REQUIREMENTS
Examine the records and identify each line that includes the string "ylabel". Copy those lines.

Chart and figure data:
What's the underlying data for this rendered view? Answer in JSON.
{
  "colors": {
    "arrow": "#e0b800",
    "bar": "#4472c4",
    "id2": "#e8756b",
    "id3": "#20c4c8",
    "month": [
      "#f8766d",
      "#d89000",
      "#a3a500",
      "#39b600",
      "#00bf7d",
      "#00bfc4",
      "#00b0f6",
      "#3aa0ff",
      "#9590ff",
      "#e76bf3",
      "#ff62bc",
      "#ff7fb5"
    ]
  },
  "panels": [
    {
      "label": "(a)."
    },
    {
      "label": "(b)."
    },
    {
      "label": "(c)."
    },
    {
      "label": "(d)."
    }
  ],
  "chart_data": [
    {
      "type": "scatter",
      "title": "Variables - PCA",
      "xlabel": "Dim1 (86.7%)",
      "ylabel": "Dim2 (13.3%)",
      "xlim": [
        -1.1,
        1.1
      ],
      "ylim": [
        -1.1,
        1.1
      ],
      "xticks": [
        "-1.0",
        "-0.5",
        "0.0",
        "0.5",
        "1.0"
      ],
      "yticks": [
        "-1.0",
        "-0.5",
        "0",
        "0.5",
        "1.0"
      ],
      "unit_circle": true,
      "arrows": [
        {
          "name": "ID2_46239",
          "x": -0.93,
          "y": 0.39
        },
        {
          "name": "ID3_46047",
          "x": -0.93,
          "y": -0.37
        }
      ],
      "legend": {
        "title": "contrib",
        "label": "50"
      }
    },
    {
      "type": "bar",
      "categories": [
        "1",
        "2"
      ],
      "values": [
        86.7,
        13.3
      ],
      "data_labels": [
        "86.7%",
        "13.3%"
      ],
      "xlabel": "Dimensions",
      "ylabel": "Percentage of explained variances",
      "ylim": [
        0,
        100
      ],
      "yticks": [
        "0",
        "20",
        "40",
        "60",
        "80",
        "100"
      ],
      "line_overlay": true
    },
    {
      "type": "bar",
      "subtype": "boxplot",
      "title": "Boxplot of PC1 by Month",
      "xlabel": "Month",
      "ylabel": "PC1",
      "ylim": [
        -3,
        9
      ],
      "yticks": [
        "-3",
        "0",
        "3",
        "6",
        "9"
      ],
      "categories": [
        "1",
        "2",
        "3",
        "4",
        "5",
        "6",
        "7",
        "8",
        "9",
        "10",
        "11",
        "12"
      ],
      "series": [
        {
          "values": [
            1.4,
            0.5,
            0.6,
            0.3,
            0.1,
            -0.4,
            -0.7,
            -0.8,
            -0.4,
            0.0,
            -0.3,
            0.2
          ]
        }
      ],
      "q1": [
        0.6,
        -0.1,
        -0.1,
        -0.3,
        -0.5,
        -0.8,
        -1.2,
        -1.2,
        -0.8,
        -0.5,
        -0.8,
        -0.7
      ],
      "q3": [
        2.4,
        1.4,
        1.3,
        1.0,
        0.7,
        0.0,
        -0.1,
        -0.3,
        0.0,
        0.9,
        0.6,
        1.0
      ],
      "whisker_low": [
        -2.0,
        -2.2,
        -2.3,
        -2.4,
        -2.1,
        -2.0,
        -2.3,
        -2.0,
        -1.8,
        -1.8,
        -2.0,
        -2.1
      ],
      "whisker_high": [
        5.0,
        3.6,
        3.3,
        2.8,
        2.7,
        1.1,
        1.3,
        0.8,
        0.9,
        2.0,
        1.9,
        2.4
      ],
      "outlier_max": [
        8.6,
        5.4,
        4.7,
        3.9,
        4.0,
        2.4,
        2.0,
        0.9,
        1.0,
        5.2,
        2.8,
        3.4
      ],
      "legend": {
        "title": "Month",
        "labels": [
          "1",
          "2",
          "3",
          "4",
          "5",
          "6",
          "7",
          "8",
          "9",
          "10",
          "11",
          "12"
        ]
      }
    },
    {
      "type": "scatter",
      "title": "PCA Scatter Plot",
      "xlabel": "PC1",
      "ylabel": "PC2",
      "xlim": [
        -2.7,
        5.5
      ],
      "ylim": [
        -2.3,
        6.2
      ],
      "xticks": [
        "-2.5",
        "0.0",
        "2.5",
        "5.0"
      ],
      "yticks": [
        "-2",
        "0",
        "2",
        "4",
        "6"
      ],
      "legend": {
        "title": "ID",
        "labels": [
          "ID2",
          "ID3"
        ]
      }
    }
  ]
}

EXERCISE OUTPUT
      "ylabel": "Dim2 (13.3%)",
      "ylabel": "Percentage of explained variances",
      "ylabel": "PC1",
      "ylabel": "PC2",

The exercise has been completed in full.